**Available records:**
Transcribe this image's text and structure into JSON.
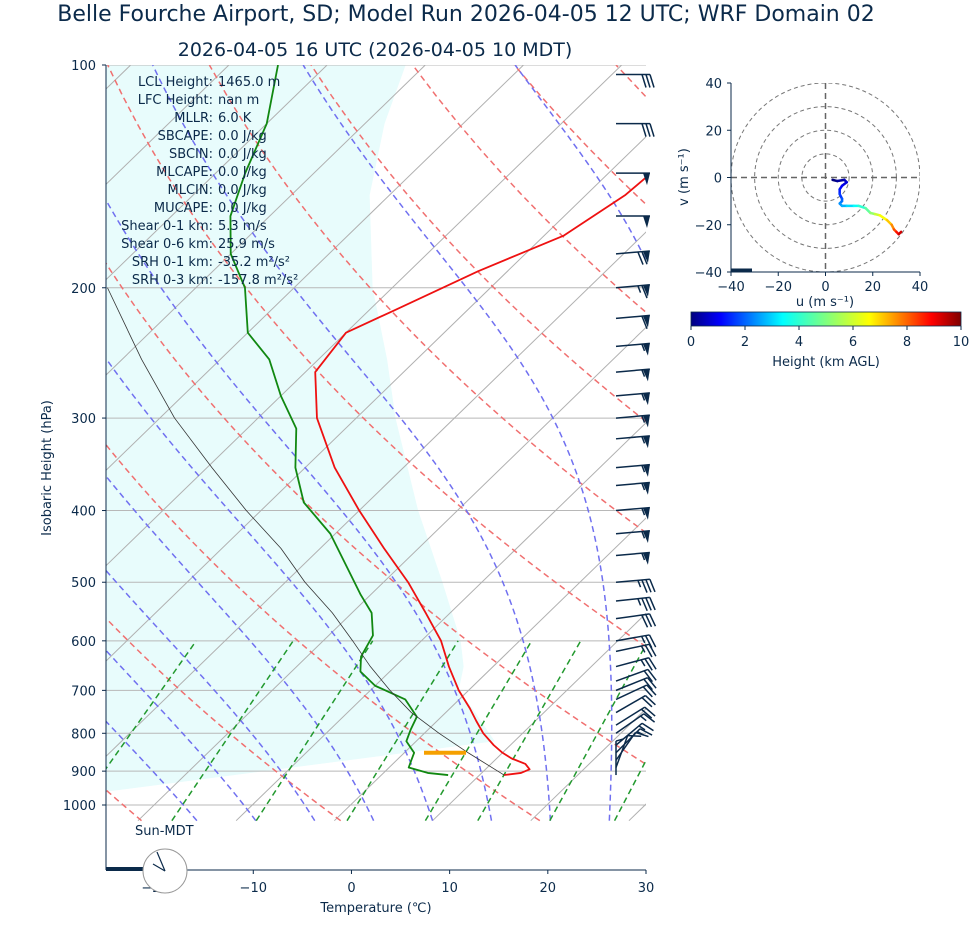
{
  "header": {
    "title": "Belle Fourche Airport, SD; Model Run 2026-04-05 12 UTC; WRF Domain 02",
    "subtitle": "2026-04-05 16 UTC  (2026-04-05 10 MDT)"
  },
  "stats": [
    {
      "label": "LCL Height:",
      "value": "1465.0 m"
    },
    {
      "label": "LFC Height:",
      "value": "nan m"
    },
    {
      "label": "MLLR:",
      "value": "6.0 K"
    },
    {
      "label": "SBCAPE:",
      "value": "0.0 J/kg"
    },
    {
      "label": "SBCIN:",
      "value": "0.0 J/kg"
    },
    {
      "label": "MLCAPE:",
      "value": "0.0 J/kg"
    },
    {
      "label": "MLCIN:",
      "value": "0.0 J/kg"
    },
    {
      "label": "MUCAPE:",
      "value": "0.0 J/kg"
    },
    {
      "label": "Shear 0-1 km:",
      "value": "5.3 m/s"
    },
    {
      "label": "Shear 0-6 km:",
      "value": "25.9 m/s"
    },
    {
      "label": "SRH 0-1 km:",
      "value": "-35.2 m²/s²"
    },
    {
      "label": "SRH 0-3 km:",
      "value": "-157.8 m²/s²"
    }
  ],
  "sun_label": "Sun-MDT",
  "colors": {
    "temperature": "#ee1111",
    "dewpoint": "#118811",
    "parcel": "#333333",
    "dry_adiabat": "#f07070",
    "moist_adiabat": "#7070f0",
    "mixing_ratio": "#22992e",
    "isotherm": "#b0b0b0",
    "cape_fill": "#e8fcfc",
    "lcl_marker": "#f5a000",
    "barb": "#0b2a4a"
  },
  "chart_data": [
    {
      "type": "line",
      "subtype": "skew-t",
      "xlabel": "Temperature (℃)",
      "ylabel": "Isobaric Height (hPa)",
      "x_ticks": [
        -20,
        -10,
        0,
        10,
        20,
        30
      ],
      "x_tick_labels": [
        "−20",
        "−10",
        "0",
        "10",
        "20",
        "30"
      ],
      "y_ticks": [
        100,
        200,
        300,
        400,
        500,
        600,
        700,
        800,
        900,
        1000
      ],
      "xlim": [
        -25,
        30
      ],
      "ylim": [
        1050,
        100
      ],
      "y_scale": "log",
      "grid": true,
      "series": [
        {
          "key": "temperature",
          "p": [
            911,
            905,
            895,
            880,
            865,
            850,
            830,
            800,
            770,
            740,
            700,
            650,
            600,
            550,
            500,
            450,
            400,
            350,
            300,
            260,
            230,
            215,
            190,
            170,
            150,
            135,
            120,
            100
          ],
          "t": [
            12.5,
            14.0,
            14.5,
            13.5,
            11.5,
            10.0,
            8.3,
            6.0,
            4.0,
            2.0,
            -1.0,
            -4.5,
            -8.0,
            -12.5,
            -17.5,
            -23.5,
            -30.0,
            -37.0,
            -44.0,
            -49.0,
            -50.0,
            -47.5,
            -43.0,
            -38.0,
            -36.0,
            -35.5,
            -36.5,
            -40.0
          ]
        },
        {
          "key": "dewpoint",
          "p": [
            911,
            905,
            890,
            870,
            850,
            820,
            790,
            760,
            720,
            690,
            660,
            630,
            590,
            550,
            520,
            480,
            430,
            390,
            350,
            310,
            280,
            250,
            230,
            200,
            180,
            160,
            140,
            120,
            100
          ],
          "t": [
            6.8,
            4.5,
            2.0,
            1.5,
            1.0,
            -1.0,
            -1.8,
            -2.5,
            -5.5,
            -10.0,
            -13.0,
            -14.5,
            -15.5,
            -18.0,
            -21.0,
            -25.0,
            -30.5,
            -36.5,
            -41.0,
            -45.0,
            -50.0,
            -55.0,
            -60.0,
            -65.0,
            -70.0,
            -74.0,
            -77.0,
            -80.0,
            -85.0
          ]
        },
        {
          "key": "parcel",
          "p": [
            911,
            850,
            800,
            750,
            700,
            650,
            600,
            550,
            500,
            450,
            400,
            350,
            300,
            250,
            200
          ],
          "t": [
            12.5,
            6.5,
            1.5,
            -3.5,
            -8.0,
            -12.5,
            -17.0,
            -22.0,
            -28.0,
            -34.0,
            -41.5,
            -49.5,
            -58.5,
            -68.0,
            -79.0
          ]
        }
      ],
      "lcl": {
        "p": 850,
        "t_start": 7.5,
        "t_end": 11.5
      },
      "wind_profile": {
        "p": [
          1030,
          911,
          890,
          870,
          850,
          830,
          800,
          780,
          750,
          720,
          700,
          680,
          650,
          620,
          600,
          560,
          530,
          500,
          460,
          430,
          400,
          370,
          350,
          320,
          300,
          280,
          260,
          240,
          220,
          200,
          180,
          160,
          140,
          120,
          103
        ],
        "speed_kt": [
          0,
          5,
          8,
          10,
          13,
          15,
          17,
          18,
          18,
          18,
          20,
          22,
          24,
          25,
          27,
          30,
          34,
          35,
          55,
          55,
          55,
          55,
          55,
          55,
          55,
          55,
          55,
          55,
          60,
          65,
          70,
          50,
          50,
          30,
          30
        ],
        "dir_deg": [
          0,
          180,
          200,
          215,
          225,
          230,
          235,
          238,
          240,
          245,
          248,
          250,
          255,
          258,
          260,
          262,
          264,
          265,
          265,
          265,
          265,
          265,
          265,
          265,
          265,
          265,
          265,
          265,
          265,
          265,
          265,
          270,
          270,
          270,
          270
        ]
      }
    },
    {
      "type": "line",
      "subtype": "hodograph",
      "xlabel": "u (m s⁻¹)",
      "ylabel": "v (m s⁻¹)",
      "xlim": [
        -40,
        40
      ],
      "ylim": [
        -40,
        40
      ],
      "x_ticks": [
        -40,
        -20,
        0,
        20,
        40
      ],
      "x_tick_labels": [
        "−40",
        "−20",
        "0",
        "20",
        "40"
      ],
      "y_ticks": [
        40,
        20,
        0,
        -20,
        -40
      ],
      "y_tick_labels": [
        "40",
        "20",
        "0",
        "−20",
        "−40"
      ],
      "rings": [
        10,
        20,
        30,
        40
      ],
      "u": [
        3,
        5,
        8,
        9,
        7,
        6,
        6,
        7,
        7,
        6,
        7,
        9,
        12,
        14,
        17,
        19,
        21,
        23,
        26,
        28,
        29,
        30,
        31,
        32
      ],
      "v": [
        -1,
        -1.5,
        -1,
        -2,
        -3.5,
        -5,
        -7,
        -9,
        -10,
        -11,
        -12,
        -12,
        -12,
        -12,
        -13,
        -15,
        -15.5,
        -16,
        -18,
        -20,
        -22,
        -23,
        -24,
        -23
      ],
      "height_km": [
        0,
        0.3,
        0.6,
        0.9,
        1.2,
        1.5,
        1.8,
        2.1,
        2.4,
        2.7,
        3.0,
        3.4,
        3.8,
        4.2,
        4.7,
        5.2,
        5.7,
        6.2,
        6.8,
        7.4,
        8.0,
        8.6,
        9.2,
        10.0
      ]
    },
    {
      "type": "colorbar",
      "label": "Height (km AGL)",
      "range": [
        0,
        10
      ],
      "ticks": [
        0,
        2,
        4,
        6,
        8,
        10
      ],
      "colormap": "jet"
    }
  ]
}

**Task statement:** Output the entries above exactly, without their pictures.

**Result:**
Transcribe this image's text and structure into JSON.
{
  "header": {
    "title": "Belle Fourche Airport, SD; Model Run 2026-04-05 12 UTC; WRF Domain 02",
    "subtitle": "2026-04-05 16 UTC  (2026-04-05 10 MDT)"
  },
  "stats": [
    {
      "label": "LCL Height:",
      "value": "1465.0 m"
    },
    {
      "label": "LFC Height:",
      "value": "nan m"
    },
    {
      "label": "MLLR:",
      "value": "6.0 K"
    },
    {
      "label": "SBCAPE:",
      "value": "0.0 J/kg"
    },
    {
      "label": "SBCIN:",
      "value": "0.0 J/kg"
    },
    {
      "label": "MLCAPE:",
      "value": "0.0 J/kg"
    },
    {
      "label": "MLCIN:",
      "value": "0.0 J/kg"
    },
    {
      "label": "MUCAPE:",
      "value": "0.0 J/kg"
    },
    {
      "label": "Shear 0-1 km:",
      "value": "5.3 m/s"
    },
    {
      "label": "Shear 0-6 km:",
      "value": "25.9 m/s"
    },
    {
      "label": "SRH 0-1 km:",
      "value": "-35.2 m²/s²"
    },
    {
      "label": "SRH 0-3 km:",
      "value": "-157.8 m²/s²"
    }
  ],
  "sun_label": "Sun-MDT",
  "colors": {
    "temperature": "#ee1111",
    "dewpoint": "#118811",
    "parcel": "#333333",
    "dry_adiabat": "#f07070",
    "moist_adiabat": "#7070f0",
    "mixing_ratio": "#22992e",
    "isotherm": "#b0b0b0",
    "cape_fill": "#e8fcfc",
    "lcl_marker": "#f5a000",
    "barb": "#0b2a4a"
  },
  "chart_data": [
    {
      "type": "line",
      "subtype": "skew-t",
      "xlabel": "Temperature (℃)",
      "ylabel": "Isobaric Height (hPa)",
      "x_ticks": [
        -20,
        -10,
        0,
        10,
        20,
        30
      ],
      "x_tick_labels": [
        "−20",
        "−10",
        "0",
        "10",
        "20",
        "30"
      ],
      "y_ticks": [
        100,
        200,
        300,
        400,
        500,
        600,
        700,
        800,
        900,
        1000
      ],
      "xlim": [
        -25,
        30
      ],
      "ylim": [
        1050,
        100
      ],
      "y_scale": "log",
      "grid": true,
      "series": [
        {
          "key": "temperature",
          "p": [
            911,
            905,
            895,
            880,
            865,
            850,
            830,
            800,
            770,
            740,
            700,
            650,
            600,
            550,
            500,
            450,
            400,
            350,
            300,
            260,
            230,
            215,
            190,
            170,
            150,
            135,
            120,
            100
          ],
          "t": [
            12.5,
            14.0,
            14.5,
            13.5,
            11.5,
            10.0,
            8.3,
            6.0,
            4.0,
            2.0,
            -1.0,
            -4.5,
            -8.0,
            -12.5,
            -17.5,
            -23.5,
            -30.0,
            -37.0,
            -44.0,
            -49.0,
            -50.0,
            -47.5,
            -43.0,
            -38.0,
            -36.0,
            -35.5,
            -36.5,
            -40.0
          ]
        },
        {
          "key": "dewpoint",
          "p": [
            911,
            905,
            890,
            870,
            850,
            820,
            790,
            760,
            720,
            690,
            660,
            630,
            590,
            550,
            520,
            480,
            430,
            390,
            350,
            310,
            280,
            250,
            230,
            200,
            180,
            160,
            140,
            120,
            100
          ],
          "t": [
            6.8,
            4.5,
            2.0,
            1.5,
            1.0,
            -1.0,
            -1.8,
            -2.5,
            -5.5,
            -10.0,
            -13.0,
            -14.5,
            -15.5,
            -18.0,
            -21.0,
            -25.0,
            -30.5,
            -36.5,
            -41.0,
            -45.0,
            -50.0,
            -55.0,
            -60.0,
            -65.0,
            -70.0,
            -74.0,
            -77.0,
            -80.0,
            -85.0
          ]
        },
        {
          "key": "parcel",
          "p": [
            911,
            850,
            800,
            750,
            700,
            650,
            600,
            550,
            500,
            450,
            400,
            350,
            300,
            250,
            200
          ],
          "t": [
            12.5,
            6.5,
            1.5,
            -3.5,
            -8.0,
            -12.5,
            -17.0,
            -22.0,
            -28.0,
            -34.0,
            -41.5,
            -49.5,
            -58.5,
            -68.0,
            -79.0
          ]
        }
      ],
      "lcl": {
        "p": 850,
        "t_start": 7.5,
        "t_end": 11.5
      },
      "wind_profile": {
        "p": [
          1030,
          911,
          890,
          870,
          850,
          830,
          800,
          780,
          750,
          720,
          700,
          680,
          650,
          620,
          600,
          560,
          530,
          500,
          460,
          430,
          400,
          370,
          350,
          320,
          300,
          280,
          260,
          240,
          220,
          200,
          180,
          160,
          140,
          120,
          103
        ],
        "speed_kt": [
          0,
          5,
          8,
          10,
          13,
          15,
          17,
          18,
          18,
          18,
          20,
          22,
          24,
          25,
          27,
          30,
          34,
          35,
          55,
          55,
          55,
          55,
          55,
          55,
          55,
          55,
          55,
          55,
          60,
          65,
          70,
          50,
          50,
          30,
          30
        ],
        "dir_deg": [
          0,
          180,
          200,
          215,
          225,
          230,
          235,
          238,
          240,
          245,
          248,
          250,
          255,
          258,
          260,
          262,
          264,
          265,
          265,
          265,
          265,
          265,
          265,
          265,
          265,
          265,
          265,
          265,
          265,
          265,
          265,
          270,
          270,
          270,
          270
        ]
      }
    },
    {
      "type": "line",
      "subtype": "hodograph",
      "xlabel": "u (m s⁻¹)",
      "ylabel": "v (m s⁻¹)",
      "xlim": [
        -40,
        40
      ],
      "ylim": [
        -40,
        40
      ],
      "x_ticks": [
        -40,
        -20,
        0,
        20,
        40
      ],
      "x_tick_labels": [
        "−40",
        "−20",
        "0",
        "20",
        "40"
      ],
      "y_ticks": [
        40,
        20,
        0,
        -20,
        -40
      ],
      "y_tick_labels": [
        "40",
        "20",
        "0",
        "−20",
        "−40"
      ],
      "rings": [
        10,
        20,
        30,
        40
      ],
      "u": [
        3,
        5,
        8,
        9,
        7,
        6,
        6,
        7,
        7,
        6,
        7,
        9,
        12,
        14,
        17,
        19,
        21,
        23,
        26,
        28,
        29,
        30,
        31,
        32
      ],
      "v": [
        -1,
        -1.5,
        -1,
        -2,
        -3.5,
        -5,
        -7,
        -9,
        -10,
        -11,
        -12,
        -12,
        -12,
        -12,
        -13,
        -15,
        -15.5,
        -16,
        -18,
        -20,
        -22,
        -23,
        -24,
        -23
      ],
      "height_km": [
        0,
        0.3,
        0.6,
        0.9,
        1.2,
        1.5,
        1.8,
        2.1,
        2.4,
        2.7,
        3.0,
        3.4,
        3.8,
        4.2,
        4.7,
        5.2,
        5.7,
        6.2,
        6.8,
        7.4,
        8.0,
        8.6,
        9.2,
        10.0
      ]
    },
    {
      "type": "colorbar",
      "label": "Height (km AGL)",
      "range": [
        0,
        10
      ],
      "ticks": [
        0,
        2,
        4,
        6,
        8,
        10
      ],
      "colormap": "jet"
    }
  ]
}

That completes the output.